- [Exercise prompt]: Transcribe the full listing below exactly.

- [Data for this task]:
** START **

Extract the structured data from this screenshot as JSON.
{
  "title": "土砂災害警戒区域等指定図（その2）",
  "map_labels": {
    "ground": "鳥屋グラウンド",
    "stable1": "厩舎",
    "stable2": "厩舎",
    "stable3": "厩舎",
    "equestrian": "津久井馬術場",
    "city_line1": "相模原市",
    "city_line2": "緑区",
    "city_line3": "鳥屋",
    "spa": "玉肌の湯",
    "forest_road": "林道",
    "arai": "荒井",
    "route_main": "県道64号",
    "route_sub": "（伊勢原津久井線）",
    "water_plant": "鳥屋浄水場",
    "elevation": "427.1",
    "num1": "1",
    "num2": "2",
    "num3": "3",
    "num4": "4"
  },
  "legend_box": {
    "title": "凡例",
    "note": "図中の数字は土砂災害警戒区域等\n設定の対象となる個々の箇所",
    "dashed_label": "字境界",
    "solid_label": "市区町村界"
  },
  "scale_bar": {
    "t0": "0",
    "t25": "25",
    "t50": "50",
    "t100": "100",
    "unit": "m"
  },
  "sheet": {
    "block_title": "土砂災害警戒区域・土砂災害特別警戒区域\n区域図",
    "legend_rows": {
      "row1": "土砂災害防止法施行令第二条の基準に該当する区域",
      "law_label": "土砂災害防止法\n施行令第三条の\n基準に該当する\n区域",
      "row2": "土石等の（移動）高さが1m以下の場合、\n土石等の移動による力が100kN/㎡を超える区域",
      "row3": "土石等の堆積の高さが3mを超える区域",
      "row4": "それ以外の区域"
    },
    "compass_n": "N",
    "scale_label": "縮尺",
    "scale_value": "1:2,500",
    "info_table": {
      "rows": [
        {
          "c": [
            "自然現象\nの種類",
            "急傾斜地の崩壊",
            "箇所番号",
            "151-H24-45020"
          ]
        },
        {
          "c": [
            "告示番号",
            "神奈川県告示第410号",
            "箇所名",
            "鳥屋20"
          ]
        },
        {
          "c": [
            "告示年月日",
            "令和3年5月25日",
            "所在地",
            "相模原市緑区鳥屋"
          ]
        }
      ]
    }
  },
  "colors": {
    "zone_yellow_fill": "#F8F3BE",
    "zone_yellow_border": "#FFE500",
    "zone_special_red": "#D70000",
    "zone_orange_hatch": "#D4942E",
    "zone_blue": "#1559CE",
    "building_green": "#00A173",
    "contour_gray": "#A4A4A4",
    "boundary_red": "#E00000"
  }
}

** END **

- [Output]:
Extract the structured data from this screenshot as JSON.
{
  "title": "土砂災害警戒区域等指定図（その2）",
  "map_labels": {
    "ground": "鳥屋グラウンド",
    "stable1": "厩舎",
    "stable2": "厩舎",
    "stable3": "厩舎",
    "equestrian": "津久井馬術場",
    "city_line1": "相模原市",
    "city_line2": "緑区",
    "city_line3": "鳥屋",
    "spa": "玉肌の湯",
    "forest_road": "林道",
    "arai": "荒井",
    "route_main": "県道64号",
    "route_sub": "（伊勢原津久井線）",
    "water_plant": "鳥屋浄水場",
    "elevation": "427.1",
    "num1": "1",
    "num2": "2",
    "num3": "3",
    "num4": "4"
  },
  "legend_box": {
    "title": "凡例",
    "note": "図中の数字は土砂災害警戒区域等\n設定の対象となる個々の箇所",
    "dashed_label": "字境界",
    "solid_label": "市区町村界"
  },
  "scale_bar": {
    "t0": "0",
    "t25": "25",
    "t50": "50",
    "t100": "100",
    "unit": "m"
  },
  "sheet": {
    "block_title": "土砂災害警戒区域・土砂災害特別警戒区域\n区域図",
    "legend_rows": {
      "row1": "土砂災害防止法施行令第二条の基準に該当する区域",
      "law_label": "土砂災害防止法\n施行令第三条の\n基準に該当する\n区域",
      "row2": "土石等の（移動）高さが1m以下の場合、\n土石等の移動による力が100kN/㎡を超える区域",
      "row3": "土石等の堆積の高さが3mを超える区域",
      "row4": "それ以外の区域"
    },
    "compass_n": "N",
    "scale_label": "縮尺",
    "scale_value": "1:2,500",
    "info_table": {
      "rows": [
        {
          "c": [
            "自然現象\nの種類",
            "急傾斜地の崩壊",
            "箇所番号",
            "151-H24-45020"
          ]
        },
        {
          "c": [
            "告示番号",
            "神奈川県告示第410号",
            "箇所名",
            "鳥屋20"
          ]
        },
        {
          "c": [
            "告示年月日",
            "令和3年5月25日",
            "所在地",
            "相模原市緑区鳥屋"
          ]
        }
      ]
    }
  },
  "colors": {
    "zone_yellow_fill": "#F8F3BE",
    "zone_yellow_border": "#FFE500",
    "zone_special_red": "#D70000",
    "zone_orange_hatch": "#D4942E",
    "zone_blue": "#1559CE",
    "building_green": "#00A173",
    "contour_gray": "#A4A4A4",
    "boundary_red": "#E00000"
  }
}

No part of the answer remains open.